SET PROBLEM => Write out every entry exactly as it stands.

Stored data
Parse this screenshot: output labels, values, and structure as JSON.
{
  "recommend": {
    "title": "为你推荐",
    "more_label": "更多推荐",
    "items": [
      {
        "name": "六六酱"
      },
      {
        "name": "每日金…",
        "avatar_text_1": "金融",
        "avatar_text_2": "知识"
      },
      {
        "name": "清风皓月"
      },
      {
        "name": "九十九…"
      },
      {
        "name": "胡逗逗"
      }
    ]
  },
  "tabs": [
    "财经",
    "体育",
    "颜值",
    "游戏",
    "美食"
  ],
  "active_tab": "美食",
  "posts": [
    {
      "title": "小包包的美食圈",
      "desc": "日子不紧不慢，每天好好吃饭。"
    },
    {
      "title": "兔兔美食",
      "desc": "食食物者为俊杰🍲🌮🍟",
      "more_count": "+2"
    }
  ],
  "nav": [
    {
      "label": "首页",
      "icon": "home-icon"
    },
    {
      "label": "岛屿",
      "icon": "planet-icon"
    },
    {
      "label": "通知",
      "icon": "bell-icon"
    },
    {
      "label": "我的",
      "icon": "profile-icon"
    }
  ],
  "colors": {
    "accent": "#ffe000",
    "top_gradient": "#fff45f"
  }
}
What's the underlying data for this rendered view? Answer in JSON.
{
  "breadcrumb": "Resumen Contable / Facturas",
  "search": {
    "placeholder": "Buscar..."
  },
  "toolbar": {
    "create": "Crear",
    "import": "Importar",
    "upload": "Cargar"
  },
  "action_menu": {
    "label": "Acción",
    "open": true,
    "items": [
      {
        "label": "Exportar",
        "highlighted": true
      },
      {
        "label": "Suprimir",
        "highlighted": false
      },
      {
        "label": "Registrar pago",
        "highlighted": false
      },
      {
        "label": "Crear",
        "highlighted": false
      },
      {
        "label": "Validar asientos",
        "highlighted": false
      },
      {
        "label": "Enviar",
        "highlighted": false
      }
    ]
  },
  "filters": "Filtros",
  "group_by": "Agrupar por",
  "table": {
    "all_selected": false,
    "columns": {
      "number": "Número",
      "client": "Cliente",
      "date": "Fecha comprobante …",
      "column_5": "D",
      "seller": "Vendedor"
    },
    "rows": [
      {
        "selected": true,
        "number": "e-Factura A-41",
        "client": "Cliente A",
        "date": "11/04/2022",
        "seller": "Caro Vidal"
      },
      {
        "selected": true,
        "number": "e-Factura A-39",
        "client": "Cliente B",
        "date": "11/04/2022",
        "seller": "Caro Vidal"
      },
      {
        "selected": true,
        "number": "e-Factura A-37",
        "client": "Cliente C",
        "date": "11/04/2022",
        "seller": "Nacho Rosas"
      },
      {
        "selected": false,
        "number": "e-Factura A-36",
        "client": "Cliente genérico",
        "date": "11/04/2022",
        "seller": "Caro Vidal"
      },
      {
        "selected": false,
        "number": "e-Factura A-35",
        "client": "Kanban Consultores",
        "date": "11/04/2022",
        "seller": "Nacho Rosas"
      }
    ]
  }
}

FULL OUTPUT =>
Parse this screenshot: output labels, values, and structure as JSON.
{
  "recommend": {
    "title": "为你推荐",
    "more_label": "更多推荐",
    "items": [
      {
        "name": "六六酱"
      },
      {
        "name": "每日金…",
        "avatar_text_1": "金融",
        "avatar_text_2": "知识"
      },
      {
        "name": "清风皓月"
      },
      {
        "name": "九十九…"
      },
      {
        "name": "胡逗逗"
      }
    ]
  },
  "tabs": [
    "财经",
    "体育",
    "颜值",
    "游戏",
    "美食"
  ],
  "active_tab": "美食",
  "posts": [
    {
      "title": "小包包的美食圈",
      "desc": "日子不紧不慢，每天好好吃饭。"
    },
    {
      "title": "兔兔美食",
      "desc": "食食物者为俊杰🍲🌮🍟",
      "more_count": "+2"
    }
  ],
  "nav": [
    {
      "label": "首页",
      "icon": "home-icon"
    },
    {
      "label": "岛屿",
      "icon": "planet-icon"
    },
    {
      "label": "通知",
      "icon": "bell-icon"
    },
    {
      "label": "我的",
      "icon": "profile-icon"
    }
  ],
  "colors": {
    "accent": "#ffe000",
    "top_gradient": "#fff45f"
  }
}
What's the underlying data for this rendered view? Answer in JSON.
{
  "breadcrumb": "Resumen Contable / Facturas",
  "search": {
    "placeholder": "Buscar..."
  },
  "toolbar": {
    "create": "Crear",
    "import": "Importar",
    "upload": "Cargar"
  },
  "action_menu": {
    "label": "Acción",
    "open": true,
    "items": [
      {
        "label": "Exportar",
        "highlighted": true
      },
      {
        "label": "Suprimir",
        "highlighted": false
      },
      {
        "label": "Registrar pago",
        "highlighted": false
      },
      {
        "label": "Crear",
        "highlighted": false
      },
      {
        "label": "Validar asientos",
        "highlighted": false
      },
      {
        "label": "Enviar",
        "highlighted": false
      }
    ]
  },
  "filters": "Filtros",
  "group_by": "Agrupar por",
  "table": {
    "all_selected": false,
    "columns": {
      "number": "Número",
      "client": "Cliente",
      "date": "Fecha comprobante …",
      "column_5": "D",
      "seller": "Vendedor"
    },
    "rows": [
      {
        "selected": true,
        "number": "e-Factura A-41",
        "client": "Cliente A",
        "date": "11/04/2022",
        "seller": "Caro Vidal"
      },
      {
        "selected": true,
        "number": "e-Factura A-39",
        "client": "Cliente B",
        "date": "11/04/2022",
        "seller": "Caro Vidal"
      },
      {
        "selected": true,
        "number": "e-Factura A-37",
        "client": "Cliente C",
        "date": "11/04/2022",
        "seller": "Nacho Rosas"
      },
      {
        "selected": false,
        "number": "e-Factura A-36",
        "client": "Cliente genérico",
        "date": "11/04/2022",
        "seller": "Caro Vidal"
      },
      {
        "selected": false,
        "number": "e-Factura A-35",
        "client": "Kanban Consultores",
        "date": "11/04/2022",
        "seller": "Nacho Rosas"
      }
    ]
  }
}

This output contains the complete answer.